Task goal: Bring together all lines of the material below that contain the string "value".

Available data:
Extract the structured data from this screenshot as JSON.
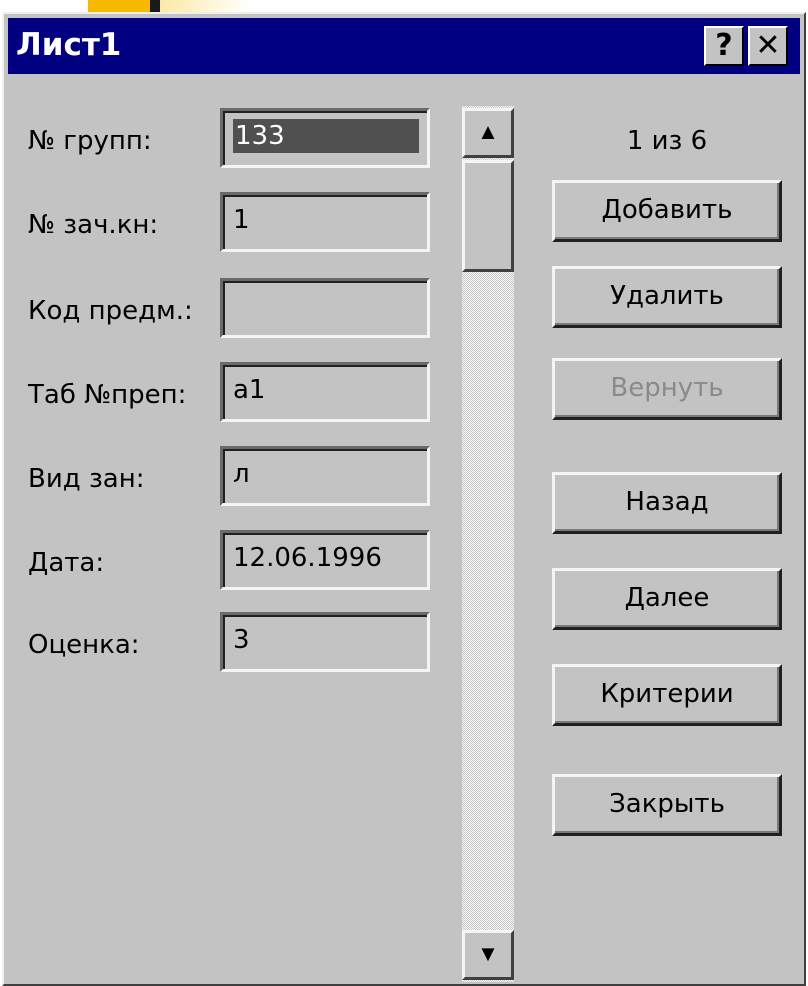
{
  "window": {
    "title": "Лист1",
    "help_label": "?",
    "close_label": "✕"
  },
  "form": {
    "fields": [
      {
        "label": "№ групп:",
        "value": "133",
        "selected": true
      },
      {
        "label": "№ зач.кн:",
        "value": "1"
      },
      {
        "label": "Код предм.:",
        "value": ""
      },
      {
        "label": "Таб №преп:",
        "value": "а1"
      },
      {
        "label": "Вид зан:",
        "value": "л"
      },
      {
        "label": "Дата:",
        "value": "12.06.1996"
      },
      {
        "label": "Оценка:",
        "value": "3"
      }
    ]
  },
  "record_counter": "1 из 6",
  "buttons": {
    "add": "Добавить",
    "delete": "Удалить",
    "restore": "Вернуть",
    "back": "Назад",
    "next": "Далее",
    "criteria": "Критерии",
    "close": "Закрыть"
  },
  "scrollbar": {
    "up_icon": "▲",
    "down_icon": "▼"
  }
}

Answer to the task:
        "value": "133",
        "value": "1"
        "value": ""
        "value": "а1"
        "value": "л"
        "value": "12.06.1996"
        "value": "3"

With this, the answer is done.